(Data listing)
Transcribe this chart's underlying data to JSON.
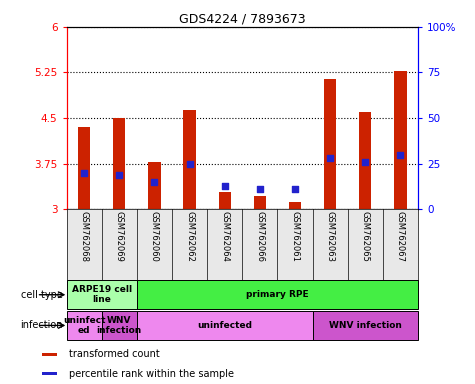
{
  "title": "GDS4224 / 7893673",
  "samples": [
    "GSM762068",
    "GSM762069",
    "GSM762060",
    "GSM762062",
    "GSM762064",
    "GSM762066",
    "GSM762061",
    "GSM762063",
    "GSM762065",
    "GSM762067"
  ],
  "transformed_count": [
    4.35,
    4.5,
    3.78,
    4.63,
    3.28,
    3.22,
    3.12,
    5.15,
    4.6,
    5.28
  ],
  "percentile_rank": [
    20,
    19,
    15,
    25,
    13,
    11,
    11,
    28,
    26,
    30
  ],
  "ylim_left": [
    3.0,
    6.0
  ],
  "ylim_right": [
    0,
    100
  ],
  "yticks_left": [
    3,
    3.75,
    4.5,
    5.25,
    6
  ],
  "ytick_labels_left": [
    "3",
    "3.75",
    "4.5",
    "5.25",
    "6"
  ],
  "yticks_right": [
    0,
    25,
    50,
    75,
    100
  ],
  "ytick_labels_right": [
    "0",
    "25",
    "50",
    "75",
    "100%"
  ],
  "bar_color": "#cc2200",
  "dot_color": "#2222cc",
  "cell_type_labels": [
    {
      "text": "ARPE19 cell\nline",
      "start": 0,
      "end": 2,
      "color": "#aaffaa"
    },
    {
      "text": "primary RPE",
      "start": 2,
      "end": 10,
      "color": "#44ee44"
    }
  ],
  "infection_labels": [
    {
      "text": "uninfect\ned",
      "start": 0,
      "end": 1,
      "color": "#ee88ee"
    },
    {
      "text": "WNV\ninfection",
      "start": 1,
      "end": 2,
      "color": "#cc55cc"
    },
    {
      "text": "uninfected",
      "start": 2,
      "end": 7,
      "color": "#ee88ee"
    },
    {
      "text": "WNV infection",
      "start": 7,
      "end": 10,
      "color": "#cc55cc"
    }
  ],
  "legend_items": [
    {
      "label": "transformed count",
      "color": "#cc2200"
    },
    {
      "label": "percentile rank within the sample",
      "color": "#2222cc"
    }
  ],
  "cell_type_row_label": "cell type",
  "infection_row_label": "infection",
  "bar_width": 0.35,
  "dot_size": 25,
  "background_color": "#e8e8e8"
}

INSTRUCTIONS TO FOLLOW: Take the listing and print it again exactly, but without any pictures.

SOLUTION:
Transcribe this chart's underlying data to JSON.
{
  "title": "GDS4224 / 7893673",
  "samples": [
    "GSM762068",
    "GSM762069",
    "GSM762060",
    "GSM762062",
    "GSM762064",
    "GSM762066",
    "GSM762061",
    "GSM762063",
    "GSM762065",
    "GSM762067"
  ],
  "transformed_count": [
    4.35,
    4.5,
    3.78,
    4.63,
    3.28,
    3.22,
    3.12,
    5.15,
    4.6,
    5.28
  ],
  "percentile_rank": [
    20,
    19,
    15,
    25,
    13,
    11,
    11,
    28,
    26,
    30
  ],
  "ylim_left": [
    3.0,
    6.0
  ],
  "ylim_right": [
    0,
    100
  ],
  "yticks_left": [
    3,
    3.75,
    4.5,
    5.25,
    6
  ],
  "ytick_labels_left": [
    "3",
    "3.75",
    "4.5",
    "5.25",
    "6"
  ],
  "yticks_right": [
    0,
    25,
    50,
    75,
    100
  ],
  "ytick_labels_right": [
    "0",
    "25",
    "50",
    "75",
    "100%"
  ],
  "bar_color": "#cc2200",
  "dot_color": "#2222cc",
  "cell_type_labels": [
    {
      "text": "ARPE19 cell\nline",
      "start": 0,
      "end": 2,
      "color": "#aaffaa"
    },
    {
      "text": "primary RPE",
      "start": 2,
      "end": 10,
      "color": "#44ee44"
    }
  ],
  "infection_labels": [
    {
      "text": "uninfect\ned",
      "start": 0,
      "end": 1,
      "color": "#ee88ee"
    },
    {
      "text": "WNV\ninfection",
      "start": 1,
      "end": 2,
      "color": "#cc55cc"
    },
    {
      "text": "uninfected",
      "start": 2,
      "end": 7,
      "color": "#ee88ee"
    },
    {
      "text": "WNV infection",
      "start": 7,
      "end": 10,
      "color": "#cc55cc"
    }
  ],
  "legend_items": [
    {
      "label": "transformed count",
      "color": "#cc2200"
    },
    {
      "label": "percentile rank within the sample",
      "color": "#2222cc"
    }
  ],
  "cell_type_row_label": "cell type",
  "infection_row_label": "infection",
  "bar_width": 0.35,
  "dot_size": 25,
  "background_color": "#e8e8e8"
}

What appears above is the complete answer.